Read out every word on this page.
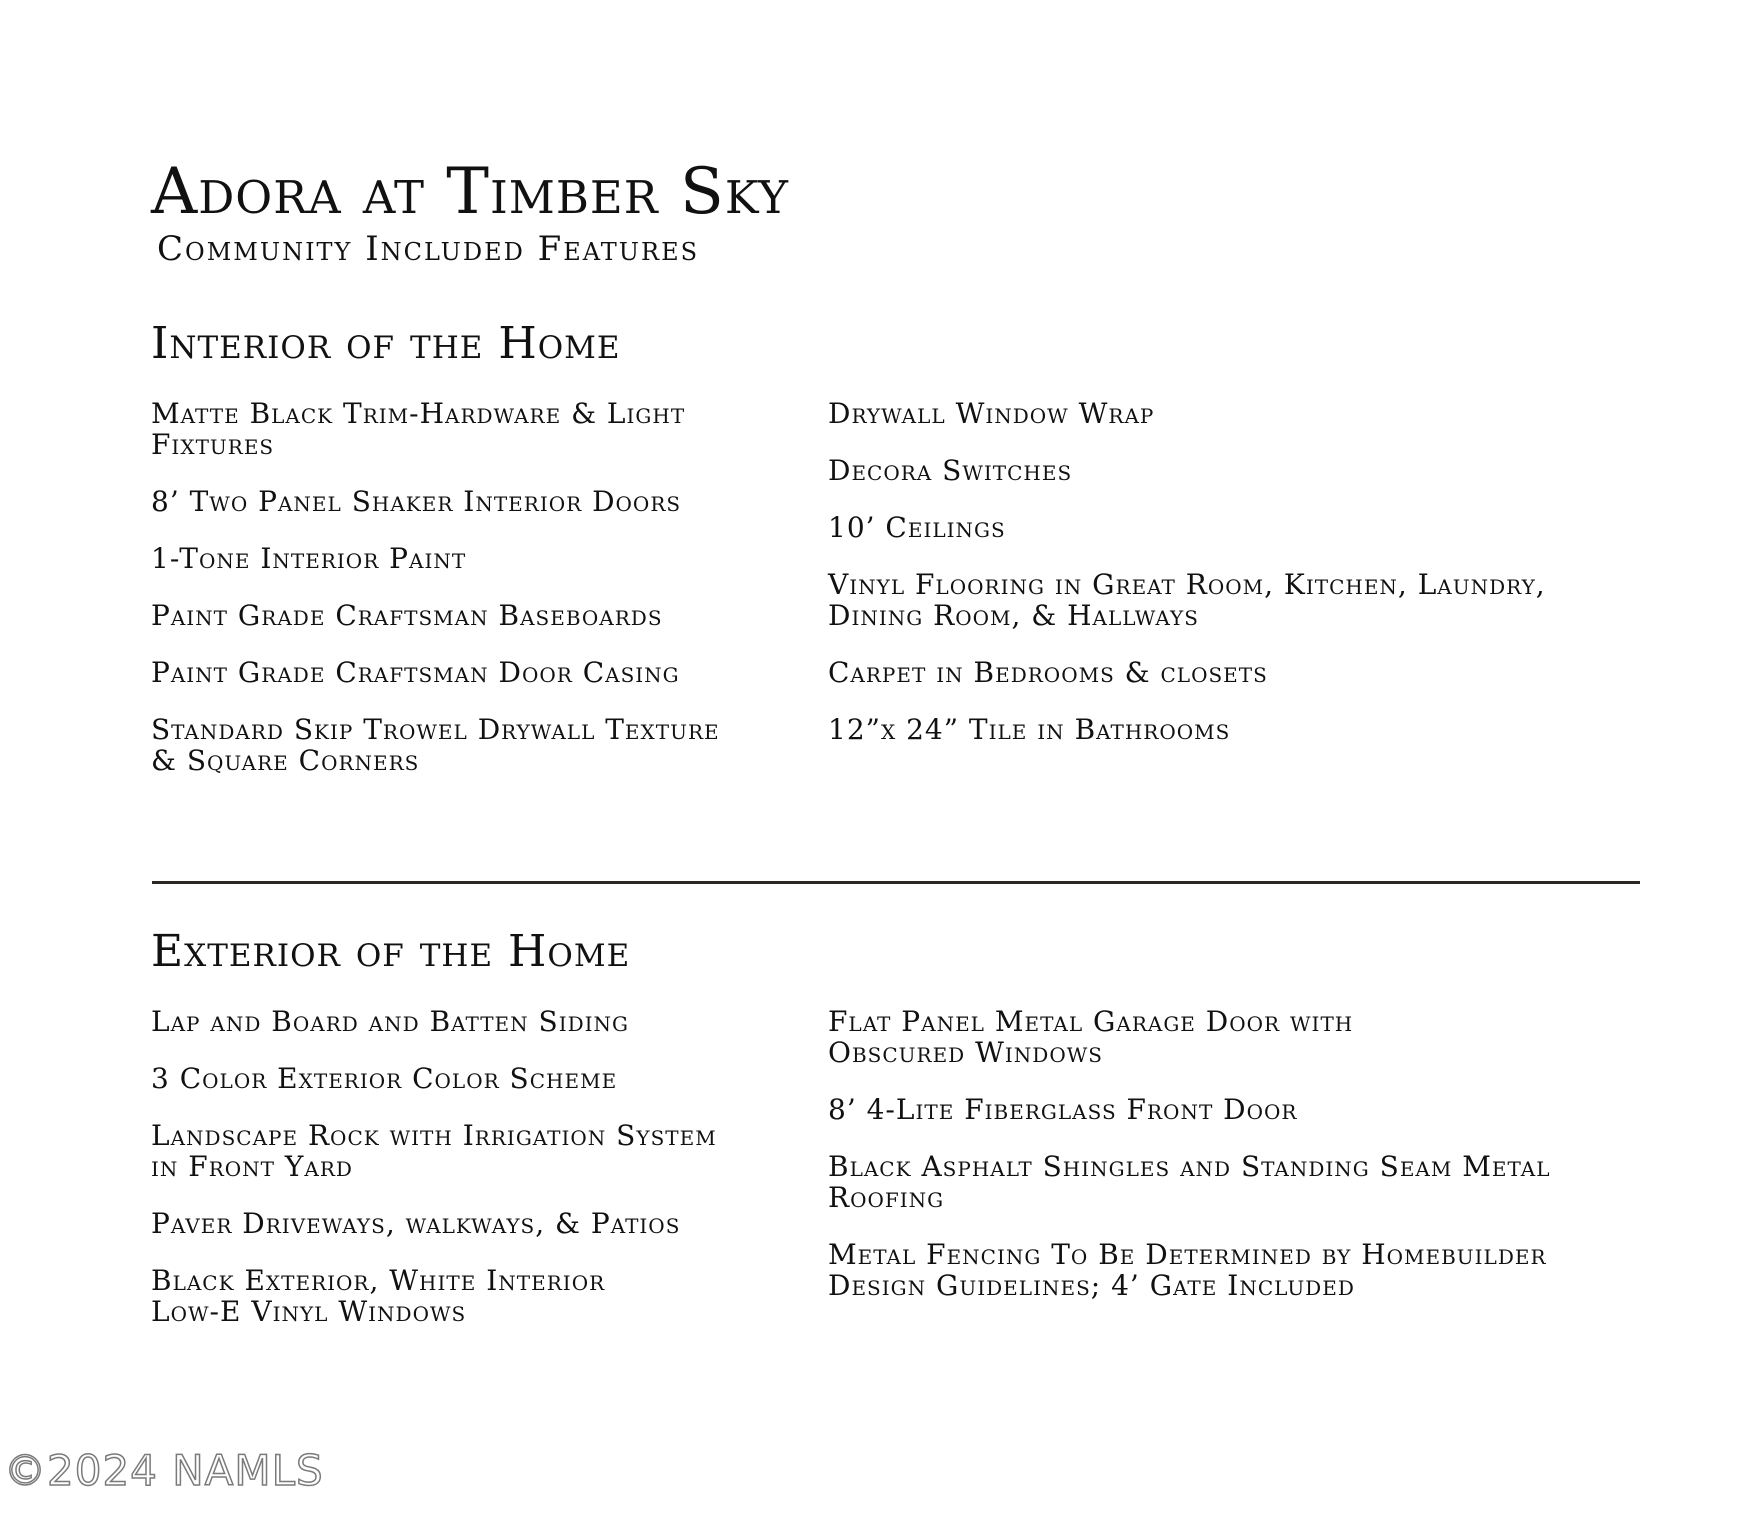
Adora at Timber Sky
Community Included Features
Interior of the Home

Matte Black Trim-Hardware & Light
Fixtures

8’ Two Panel Shaker Interior Doors

1-Tone Interior Paint

Paint Grade Craftsman Baseboards

Paint Grade Craftsman Door Casing

Standard Skip Trowel Drywall Texture
& Square Corners

Drywall Window Wrap

Decora Switches

10’ Ceilings

Vinyl Flooring in Great Room, Kitchen, Laundry,
Dining Room, & Hallways

Carpet in Bedrooms & closets

12”x 24” Tile in Bathrooms

Exterior of the Home

Lap and Board and Batten Siding

3 Color Exterior Color Scheme

Landscape Rock with Irrigation System
in Front Yard

Paver Driveways, walkways, & Patios

Black Exterior, White Interior
Low-E Vinyl Windows

Flat Panel Metal Garage Door with
Obscured Windows

8’ 4-Lite Fiberglass Front Door

Black Asphalt Shingles and Standing Seam Metal
Roofing

Metal Fencing To Be Determined by Homebuilder
Design Guidelines; 4’ Gate Included

©2024 NAMLS
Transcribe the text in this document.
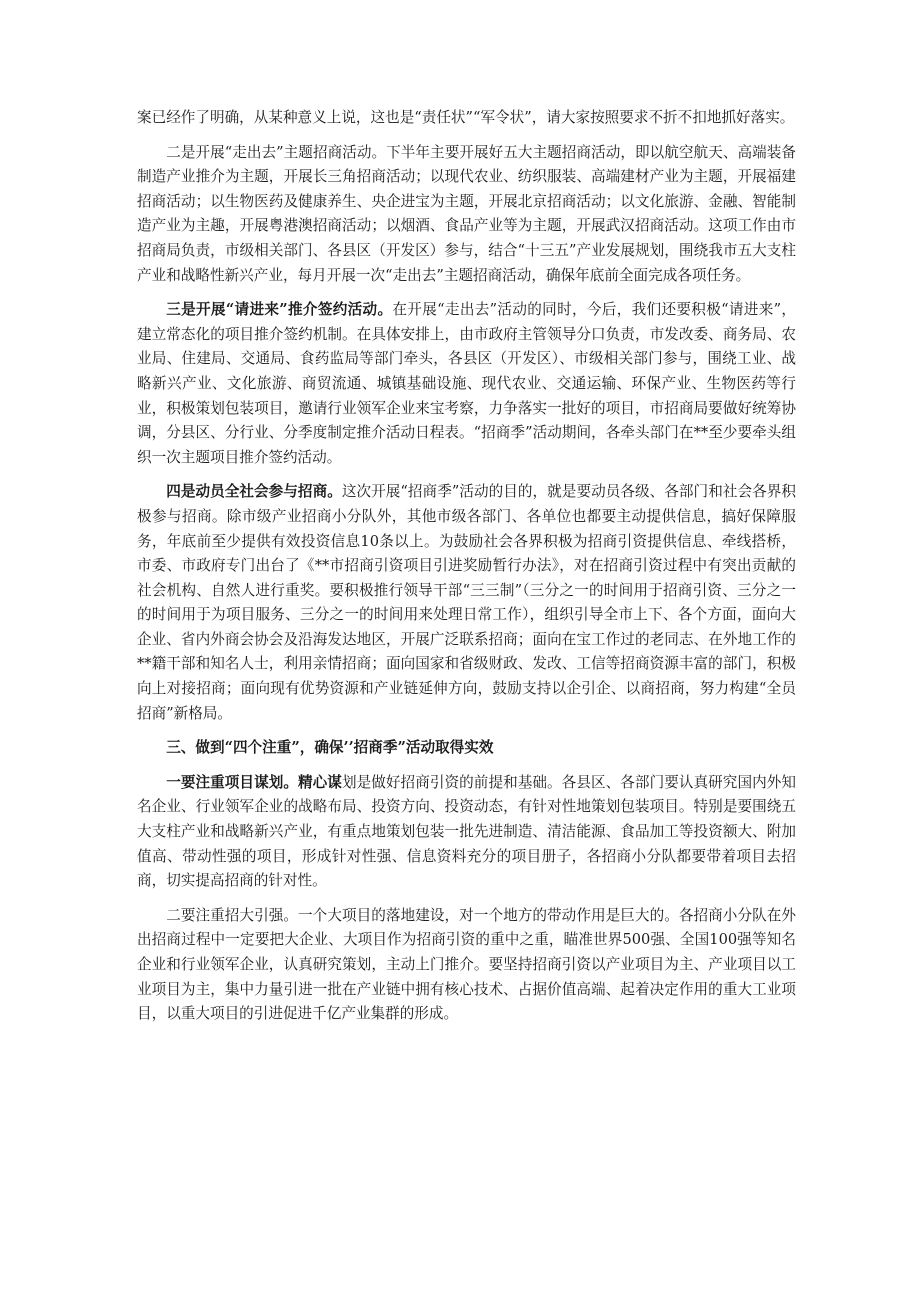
案已经作了明确，从某种意义上说，这也是“责任状”“军令状”，请大家按照要求不折不扣地抓好落实。

二是开展“走出去”主题招商活动。下半年主要开展好五大主题招商活动，即以航空航天、高端装备制造产业推介为主题，开展长三角招商活动；以现代农业、纺织服装、高端建材产业为主题，开展福建招商活动；以生物医药及健康养生、央企进宝为主题，开展北京招商活动；以文化旅游、金融、智能制造产业为主趣，开展粤港澳招商活动；以烟酒、食品产业等为主题，开展武汉招商活动。这项工作由市招商局负责，市级相关部门、各县区（开发区）参与，结合“十三五”产业发展规划，围绕我市五大支柱产业和战略性新兴产业，每月开展一次“走出去”主题招商活动，确保年底前全面完成各项任务。

三是开展“请进来”推介签约活动。在开展“走出去”活动的同时，今后，我们还要积极“请进来”，建立常态化的项目推介签约机制。在具体安排上，由市政府主管领导分口负责，市发改委、商务局、农业局、住建局、交通局、食药监局等部门牵头，各县区（开发区）、市级相关部门参与，围绕工业、战略新兴产业、文化旅游、商贸流通、城镇基础设施、现代农业、交通运输、环保产业、生物医药等行业，积极策划包装项目，邀请行业领军企业来宝考察，力争落实一批好的项目，市招商局要做好统筹协调，分县区、分行业、分季度制定推介活动日程表。“招商季”活动期间，各牵头部门在**至少要牵头组织一次主题项目推介签约活动。

四是动员全社会参与招商。这次开展“招商季”活动的目的，就是要动员各级、各部门和社会各界积极参与招商。除市级产业招商小分队外，其他市级各部门、各单位也都要主动提供信息，搞好保障服务，年底前至少提供有效投资信息10条以上。为鼓励社会各界积极为招商引资提供信息、牵线搭桥，市委、市政府专门出台了《**市招商引资项目引进奖励暂行办法》，对在招商引资过程中有突出贡献的社会机构、自然人进行重奖。要积极推行领导干部“三三制”（三分之一的时间用于招商引资、三分之一的时间用于为项目服务、三分之一的时间用来处理日常工作），组织引导全市上下、各个方面，面向大企业、省内外商会协会及沿海发达地区，开展广泛联系招商；面向在宝工作过的老同志、在外地工作的**籍干部和知名人士，利用亲情招商；面向国家和省级财政、发改、工信等招商资源丰富的部门，积极向上对接招商；面向现有优势资源和产业链延伸方向，鼓励支持以企引企、以商招商，努力构建“全员招商”新格局。

三、做到“四个注重”，确保’’招商季”活动取得实效

一要注重项目谋划。精心谋划是做好招商引资的前提和基础。各县区、各部门要认真研究国内外知名企业、行业领军企业的战略布局、投资方向、投资动态，有针对性地策划包装项目。特别是要围绕五大支柱产业和战略新兴产业，有重点地策划包装一批先进制造、清洁能源、食品加工等投资额大、附加值高、带动性强的项目，形成针对性强、信息资料充分的项目册子，各招商小分队都要带着项目去招商，切实提高招商的针对性。

二要注重招大引强。一个大项目的落地建设，对一个地方的带动作用是巨大的。各招商小分队在外出招商过程中一定要把大企业、大项目作为招商引资的重中之重，瞄准世界500强、全国100强等知名企业和行业领军企业，认真研究策划，主动上门推介。要坚持招商引资以产业项目为主、产业项目以工业项目为主，集中力量引进一批在产业链中拥有核心技术、占据价值高端、起着决定作用的重大工业项目，以重大项目的引进促进千亿产业集群的形成。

▶ **Description of the task**: Keep the pictures out of your copy, and repeat every entry above exactly.

▶ **Task result**:
Read out every word on this page.
Adora at Timber Sky
Community Included Features
Interior of the Home

Matte Black Trim-Hardware & Light
Fixtures

8’ Two Panel Shaker Interior Doors

1-Tone Interior Paint

Paint Grade Craftsman Baseboards

Paint Grade Craftsman Door Casing

Standard Skip Trowel Drywall Texture
& Square Corners

Drywall Window Wrap

Decora Switches

10’ Ceilings

Vinyl Flooring in Great Room, Kitchen, Laundry,
Dining Room, & Hallways

Carpet in Bedrooms & closets

12”x 24” Tile in Bathrooms

Exterior of the Home

Lap and Board and Batten Siding

3 Color Exterior Color Scheme

Landscape Rock with Irrigation System
in Front Yard

Paver Driveways, walkways, & Patios

Black Exterior, White Interior
Low-E Vinyl Windows

Flat Panel Metal Garage Door with
Obscured Windows

8’ 4-Lite Fiberglass Front Door

Black Asphalt Shingles and Standing Seam Metal
Roofing

Metal Fencing To Be Determined by Homebuilder
Design Guidelines; 4’ Gate Included

©2024 NAMLS
Transcribe the text in this document.
案已经作了明确，从某种意义上说，这也是“责任状”“军令状”，请大家按照要求不折不扣地抓好落实。

二是开展“走出去”主题招商活动。下半年主要开展好五大主题招商活动，即以航空航天、高端装备制造产业推介为主题，开展长三角招商活动；以现代农业、纺织服装、高端建材产业为主题，开展福建招商活动；以生物医药及健康养生、央企进宝为主题，开展北京招商活动；以文化旅游、金融、智能制造产业为主趣，开展粤港澳招商活动；以烟酒、食品产业等为主题，开展武汉招商活动。这项工作由市招商局负责，市级相关部门、各县区（开发区）参与，结合“十三五”产业发展规划，围绕我市五大支柱产业和战略性新兴产业，每月开展一次“走出去”主题招商活动，确保年底前全面完成各项任务。

三是开展“请进来”推介签约活动。在开展“走出去”活动的同时，今后，我们还要积极“请进来”，建立常态化的项目推介签约机制。在具体安排上，由市政府主管领导分口负责，市发改委、商务局、农业局、住建局、交通局、食药监局等部门牵头，各县区（开发区）、市级相关部门参与，围绕工业、战略新兴产业、文化旅游、商贸流通、城镇基础设施、现代农业、交通运输、环保产业、生物医药等行业，积极策划包装项目，邀请行业领军企业来宝考察，力争落实一批好的项目，市招商局要做好统筹协调，分县区、分行业、分季度制定推介活动日程表。“招商季”活动期间，各牵头部门在**至少要牵头组织一次主题项目推介签约活动。

四是动员全社会参与招商。这次开展“招商季”活动的目的，就是要动员各级、各部门和社会各界积极参与招商。除市级产业招商小分队外，其他市级各部门、各单位也都要主动提供信息，搞好保障服务，年底前至少提供有效投资信息10条以上。为鼓励社会各界积极为招商引资提供信息、牵线搭桥，市委、市政府专门出台了《**市招商引资项目引进奖励暂行办法》，对在招商引资过程中有突出贡献的社会机构、自然人进行重奖。要积极推行领导干部“三三制”（三分之一的时间用于招商引资、三分之一的时间用于为项目服务、三分之一的时间用来处理日常工作），组织引导全市上下、各个方面，面向大企业、省内外商会协会及沿海发达地区，开展广泛联系招商；面向在宝工作过的老同志、在外地工作的**籍干部和知名人士，利用亲情招商；面向国家和省级财政、发改、工信等招商资源丰富的部门，积极向上对接招商；面向现有优势资源和产业链延伸方向，鼓励支持以企引企、以商招商，努力构建“全员招商”新格局。

三、做到“四个注重”，确保’’招商季”活动取得实效

一要注重项目谋划。精心谋划是做好招商引资的前提和基础。各县区、各部门要认真研究国内外知名企业、行业领军企业的战略布局、投资方向、投资动态，有针对性地策划包装项目。特别是要围绕五大支柱产业和战略新兴产业，有重点地策划包装一批先进制造、清洁能源、食品加工等投资额大、附加值高、带动性强的项目，形成针对性强、信息资料充分的项目册子，各招商小分队都要带着项目去招商，切实提高招商的针对性。

二要注重招大引强。一个大项目的落地建设，对一个地方的带动作用是巨大的。各招商小分队在外出招商过程中一定要把大企业、大项目作为招商引资的重中之重，瞄准世界500强、全国100强等知名企业和行业领军企业，认真研究策划，主动上门推介。要坚持招商引资以产业项目为主、产业项目以工业项目为主，集中力量引进一批在产业链中拥有核心技术、占据价值高端、起着决定作用的重大工业项目，以重大项目的引进促进千亿产业集群的形成。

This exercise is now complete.